> RAW DATA:
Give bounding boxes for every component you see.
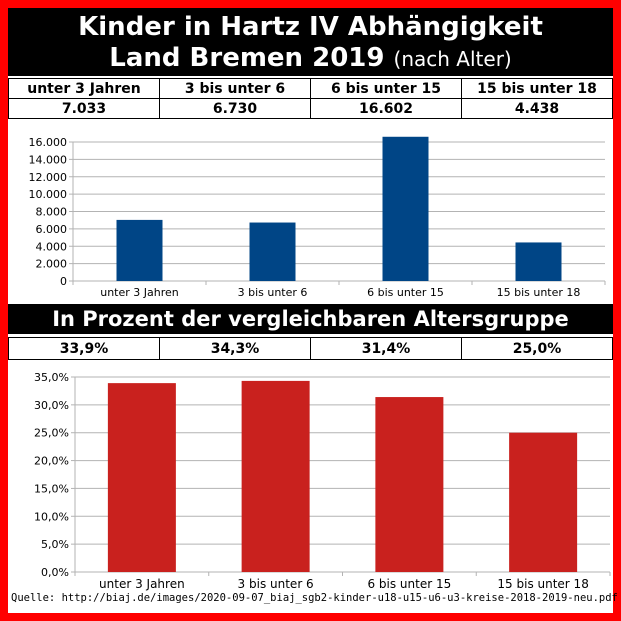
y-tick-label: 2.000 [36, 258, 68, 271]
y-tick-label: 14.000 [29, 153, 68, 166]
section-2-banner: In Prozent der vergleichbaren Altersgrup… [8, 304, 613, 334]
y-tick-label: 12.000 [29, 171, 68, 184]
x-category-label: 6 bis unter 15 [367, 286, 444, 299]
table-header-cell: 15 bis unter 18 [461, 78, 613, 99]
y-tick-label: 8.000 [36, 206, 68, 219]
y-tick-label: 10,0% [34, 510, 69, 523]
table-value-cell: 6.730 [159, 98, 311, 119]
table-header-cell: 3 bis unter 6 [159, 78, 311, 99]
table-value-cell: 7.033 [8, 98, 160, 119]
table-value-cell: 31,4% [310, 337, 462, 360]
title-line-2: Land Bremen 2019 (nach Alter) [8, 43, 613, 74]
infographic-frame: Kinder in Hartz IV Abhängigkeit Land Bre… [8, 8, 618, 613]
percentage-bar-chart: 0,0% 5,0% 10,0% 15,0% 20,0% 25,0% 30,0% 35,0% un… [34, 371, 611, 591]
title-line-2-main: Land Bremen 2019 [109, 43, 385, 73]
bar [382, 136, 429, 281]
y-tick-label: 0 [60, 275, 67, 288]
y-tick-label: 10.000 [29, 188, 68, 201]
y-tick-label: 6.000 [36, 223, 68, 236]
bar [375, 397, 444, 572]
table-value-row: 33,9% 34,3% 31,4% 25,0% [8, 337, 613, 360]
table-value-cell: 4.438 [461, 98, 613, 119]
y-tick-label: 16.000 [29, 136, 68, 149]
bar [107, 383, 176, 572]
table-value-cell: 25,0% [461, 337, 613, 360]
y-tick-label: 35,0% [34, 371, 69, 384]
title-line-1: Kinder in Hartz IV Abhängigkeit [78, 12, 543, 42]
x-category-label: 15 bis unter 18 [497, 286, 581, 299]
y-tick-label: 25,0% [34, 427, 69, 440]
table-value-cell: 34,3% [159, 337, 311, 360]
x-category-label: unter 3 Jahren [99, 577, 185, 591]
x-category-label: 6 bis unter 15 [367, 577, 451, 591]
absolute-values-table: unter 3 Jahren 3 bis unter 6 6 bis unter… [8, 78, 613, 119]
y-tick-label: 5,0% [41, 538, 69, 551]
y-tick-label: 0,0% [41, 566, 69, 579]
x-category-label: 3 bis unter 6 [238, 286, 308, 299]
y-tick-label: 30,0% [34, 399, 69, 412]
absolute-count-bar-chart: 0 2.000 4.000 6.000 8.000 10.000 12.000 14.000 1… [29, 136, 606, 299]
y-tick-label: 15,0% [34, 482, 69, 495]
percent-values-table: 33,9% 34,3% 31,4% 25,0% [8, 337, 613, 360]
y-tick-label: 4.000 [36, 240, 68, 253]
bar [116, 219, 163, 281]
table-value-cell: 33,9% [8, 337, 160, 360]
title-line-2-sub: (nach Alter) [393, 47, 512, 71]
table-value-cell: 16.602 [310, 98, 462, 119]
table-header-cell: 6 bis unter 15 [310, 78, 462, 99]
y-tick-label: 20,0% [34, 455, 69, 468]
bar [509, 432, 578, 572]
x-category-label: unter 3 Jahren [100, 286, 179, 299]
x-category-label: 3 bis unter 6 [238, 577, 314, 591]
table-value-row: 7.033 6.730 16.602 4.438 [8, 98, 613, 119]
table-header-cell: unter 3 Jahren [8, 78, 160, 99]
section-2-title: In Prozent der vergleichbaren Altersgrup… [52, 307, 569, 331]
bar [249, 222, 296, 281]
bar [515, 242, 562, 281]
title-banner: Kinder in Hartz IV Abhängigkeit Land Bre… [8, 8, 613, 76]
table-header-row: unter 3 Jahren 3 bis unter 6 6 bis unter… [8, 78, 613, 99]
bar [241, 380, 310, 572]
source-note: Quelle: http://biaj.de/images/2020-09-07… [11, 592, 618, 604]
x-category-label: 15 bis unter 18 [497, 577, 588, 591]
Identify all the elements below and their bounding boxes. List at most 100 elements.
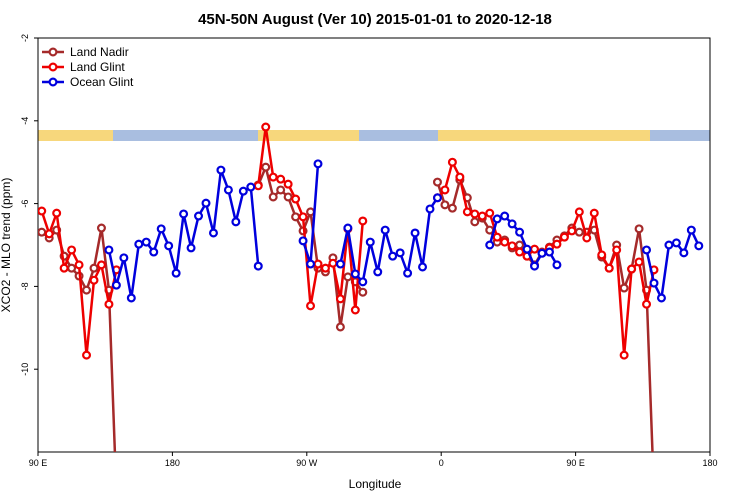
data-point: [306, 301, 316, 311]
data-point: [679, 248, 689, 258]
data-point: [477, 211, 487, 221]
data-point: [515, 227, 525, 237]
y-tick-label: -10: [20, 363, 30, 376]
data-point: [52, 208, 62, 218]
land-band: [438, 130, 650, 141]
data-point: [537, 248, 547, 258]
data-point: [649, 278, 659, 288]
data-point: [149, 247, 159, 257]
data-point: [306, 207, 316, 217]
series-line: [40, 163, 654, 452]
data-point: [530, 261, 540, 271]
x-tick-label: 90 E: [29, 458, 48, 468]
data-point: [447, 203, 457, 213]
data-point: [619, 350, 629, 360]
data-point: [268, 172, 278, 182]
data-point: [455, 172, 465, 182]
data-point: [38, 206, 47, 216]
series-line: [40, 126, 656, 356]
data-point: [164, 241, 174, 251]
data-point: [500, 237, 510, 247]
data-point: [313, 259, 323, 269]
data-point: [619, 283, 629, 293]
data-point: [492, 214, 502, 224]
data-point: [343, 223, 353, 233]
data-point: [335, 259, 345, 269]
data-point: [530, 244, 540, 254]
data-point: [89, 263, 99, 273]
data-point: [574, 207, 584, 217]
data-point: [59, 263, 69, 273]
data-point: [597, 250, 607, 260]
ocean-band: [113, 130, 258, 141]
data-point: [126, 293, 136, 303]
legend-marker: [48, 47, 58, 57]
data-point: [82, 350, 92, 360]
data-point: [634, 257, 644, 267]
ocean-band: [650, 130, 710, 141]
data-point: [291, 194, 301, 204]
data-point: [350, 269, 360, 279]
data-point: [425, 204, 435, 214]
data-point: [261, 162, 271, 172]
data-point: [134, 239, 144, 249]
land-band: [38, 130, 113, 141]
series-line: [107, 163, 700, 303]
data-point: [89, 275, 99, 285]
data-point: [552, 260, 562, 270]
data-point: [634, 224, 644, 234]
data-point: [179, 209, 189, 219]
data-point: [671, 238, 681, 248]
x-axis-label: Longitude: [349, 477, 402, 491]
data-point: [261, 122, 271, 132]
data-point: [268, 192, 278, 202]
data-point: [552, 239, 562, 249]
data-point: [694, 241, 704, 251]
data-point: [395, 248, 405, 258]
data-point: [642, 245, 652, 255]
data-point: [432, 177, 442, 187]
data-point: [306, 259, 316, 269]
x-tick-label: 90 E: [566, 458, 585, 468]
data-point: [440, 200, 450, 210]
data-point: [358, 287, 368, 297]
data-point: [567, 226, 577, 236]
data-point: [208, 228, 218, 238]
data-point: [544, 247, 554, 257]
data-point: [470, 209, 480, 219]
data-point: [589, 208, 599, 218]
data-point: [74, 260, 84, 270]
data-point: [67, 245, 77, 255]
data-point: [500, 211, 510, 221]
data-point: [104, 245, 114, 255]
data-point: [283, 192, 293, 202]
x-tick-label: 0: [439, 458, 444, 468]
data-point: [440, 185, 450, 195]
data-point: [328, 258, 338, 268]
data-point: [574, 227, 584, 237]
data-point: [358, 277, 368, 287]
data-point: [276, 174, 286, 184]
data-point: [231, 217, 241, 227]
data-point: [320, 263, 330, 273]
data-point: [335, 294, 345, 304]
land-ocean-strip: [38, 130, 710, 141]
data-point: [447, 157, 457, 167]
data-point: [380, 225, 390, 235]
data-point: [470, 217, 480, 227]
data-point: [515, 247, 525, 257]
data-point: [664, 240, 674, 250]
data-point: [627, 264, 637, 274]
data-point: [492, 232, 502, 242]
data-point: [186, 243, 196, 253]
data-point: [119, 253, 129, 263]
data-point: [96, 223, 106, 233]
plot-area: [38, 122, 704, 452]
land-band: [258, 130, 359, 141]
y-tick-label: -6: [20, 200, 30, 208]
x-tick-label: 180: [165, 458, 180, 468]
data-point: [418, 262, 428, 272]
data-point: [104, 299, 114, 309]
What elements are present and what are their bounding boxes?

> WRITTEN INSTRUCTION:
Render the lines from the one containing "data-point: [306, 301, 316, 311]" through the one containing "series-line: [107, 163, 700, 303]", both included, as a Markdown table with the columns Index and Text. Number each line in Index, put the line itself in Text, and leave out blank lines.

> RESULT OF THE TASK:
| Index | Text |
|---|---|
| 1 | data-point: [306, 301, 316, 311] |
| 2 | data-point: [679, 248, 689, 258] |
| 3 | data-point: [477, 211, 487, 221] |
| 4 | data-point: [515, 227, 525, 237] |
| 5 | y-tick-label: -10: [20, 363, 30, 376] |
| 6 | data-point: [52, 208, 62, 218] |
| 7 | land-band: [438, 130, 650, 141] |
| 8 | data-point: [537, 248, 547, 258] |
| 9 | data-point: [649, 278, 659, 288] |
| 10 | data-point: [149, 247, 159, 257] |
| 11 | data-point: [306, 207, 316, 217] |
| 12 | series-line: [40, 163, 654, 452] |
| 13 | data-point: [530, 261, 540, 271] |
| 14 | x-tick-label: 90 E: [29, 458, 48, 468] |
| 15 | data-point: [447, 203, 457, 213] |
| 16 | data-point: [619, 350, 629, 360] |
| 17 | data-point: [268, 172, 278, 182] |
| 18 | data-point: [455, 172, 465, 182] |
| 19 | data-point: [38, 206, 47, 216] |
| 20 | series-line: [40, 126, 656, 356] |
| 21 | data-point: [164, 241, 174, 251] |
| 22 | data-point: [500, 237, 510, 247] |
| 23 | data-point: [313, 259, 323, 269] |
| 24 | data-point: [619, 283, 629, 293] |
| 25 | data-point: [492, 214, 502, 224] |
| 26 | data-point: [343, 223, 353, 233] |
| 27 | data-point: [335, 259, 345, 269] |
| 28 | data-point: [530, 244, 540, 254] |
| 29 | data-point: [89, 263, 99, 273] |
| 30 | data-point: [574, 207, 584, 217] |
| 31 | data-point: [59, 263, 69, 273] |
| 32 | data-point: [597, 250, 607, 260] |
| 33 | ocean-band: [113, 130, 258, 141] |
| 34 | data-point: [126, 293, 136, 303] |
| 35 | legend-marker: [48, 47, 58, 57] |
| 36 | data-point: [82, 350, 92, 360] |
| 37 | data-point: [634, 257, 644, 267] |
| 38 | ocean-band: [650, 130, 710, 141] |
| 39 | data-point: [291, 194, 301, 204] |
| 40 | data-point: [350, 269, 360, 279] |
| 41 | data-point: [425, 204, 435, 214] |
| 42 | data-point: [261, 162, 271, 172] |
| 43 | data-point: [134, 239, 144, 249] |
| 44 | land-band: [38, 130, 113, 141] |
| 45 | series-line: [107, 163, 700, 303] |